Work required -
An exact reproduction of the records is required, with all images left out.

Data entries
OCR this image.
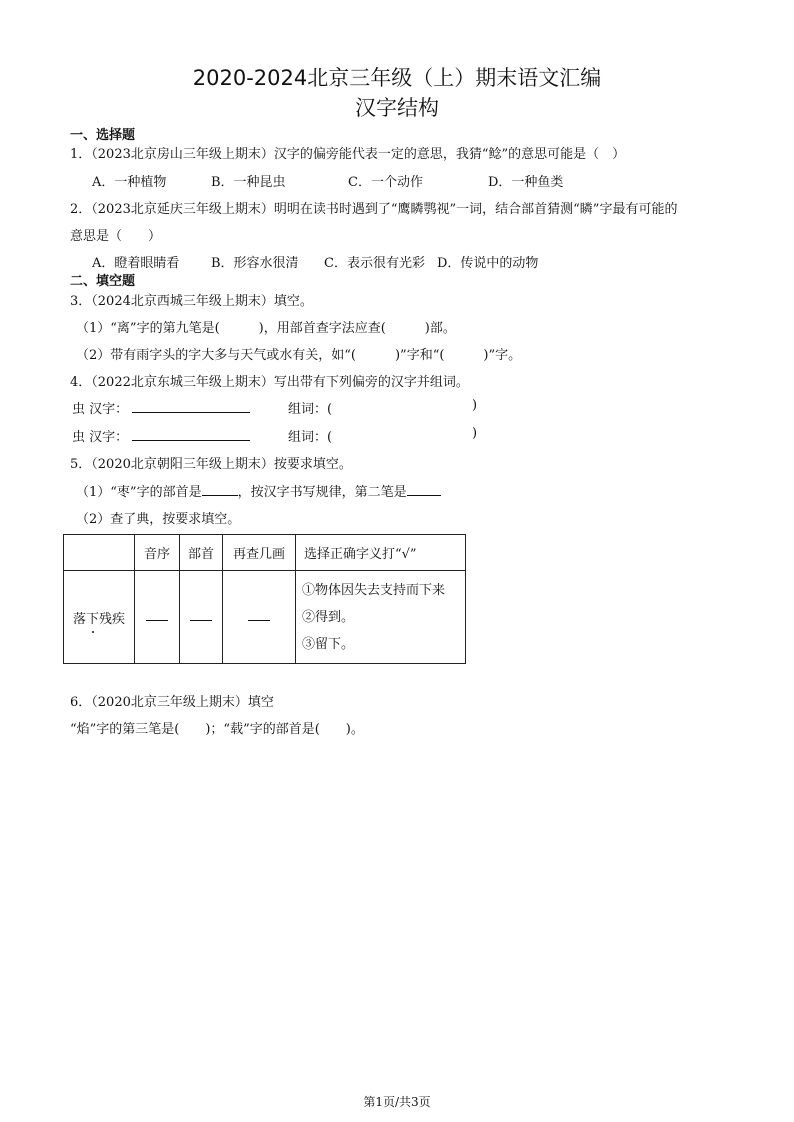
2020-2024北京三年级（上）期末语文汇编
汉字结构
一、选择题
1．（2023北京房山三年级上期末）汉字的偏旁能代表一定的意思，我猜“鲶”的意思可能是（　）
A．一种植物	B．一种昆虫	C．一个动作	D．一种鱼类
2．（2023北京延庆三年级上期末）明明在读书时遇到了“鹰瞵鹗视”一词，结合部首猜测“瞵”字最有可能的
意思是（　　）
A．瞪着眼睛看 B．形容水很清 C．表示很有光彩 D．传说中的动物
二、填空题
3．（2024北京西城三年级上期末）填空。
（1）“离”字的第九笔是(　　　)，用部首查字法应查(　　　)部。
（2）带有雨字头的字大多与天气或水有关，如“(　　　)”字和“(　　　)”字。
4．（2022北京东城三年级上期末）写出带有下列偏旁的汉字并组词。
虫 汉字：	组词：(	)
虫 汉字：	组词：(	)
5．（2020北京朝阳三年级上期末）按要求填空。
（1）“枣”字的部首是	，按汉字书写规律，第二笔是
（2）查了典，按要求填空。
	音序	部首	再查几画	选择正确字义打“√”
落下残疾				①物体因失去支持而下来
②得到。
③留下。
6．（2020北京三年级上期末）填空
“焰”字的第三笔是(　　)；“载”字的部首是(　　)。
第1页/共3页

Written solution -
OCR this image.
2020-2024北京三年级（上）期末语文汇编
汉字结构
一、选择题
1．（2023北京房山三年级上期末）汉字的偏旁能代表一定的意思，我猜“鲶”的意思可能是（　）
A．一种植物	B．一种昆虫	C．一个动作	D．一种鱼类
2．（2023北京延庆三年级上期末）明明在读书时遇到了“鹰瞵鹗视”一词，结合部首猜测“瞵”字最有可能的
意思是（　　）
A．瞪着眼睛看 B．形容水很清 C．表示很有光彩 D．传说中的动物
二、填空题
3．（2024北京西城三年级上期末）填空。
（1）“离”字的第九笔是(　　　)，用部首查字法应查(　　　)部。
（2）带有雨字头的字大多与天气或水有关，如“(　　　)”字和“(　　　)”字。
4．（2022北京东城三年级上期末）写出带有下列偏旁的汉字并组词。
虫 汉字：	组词：(	)
虫 汉字：	组词：(	)
5．（2020北京朝阳三年级上期末）按要求填空。
（1）“枣”字的部首是	，按汉字书写规律，第二笔是
（2）查了典，按要求填空。
	音序	部首	再查几画	选择正确字义打“√”
落下残疾				①物体因失去支持而下来
②得到。
③留下。
6．（2020北京三年级上期末）填空
“焰”字的第三笔是(　　)；“载”字的部首是(　　)。
第1页/共3页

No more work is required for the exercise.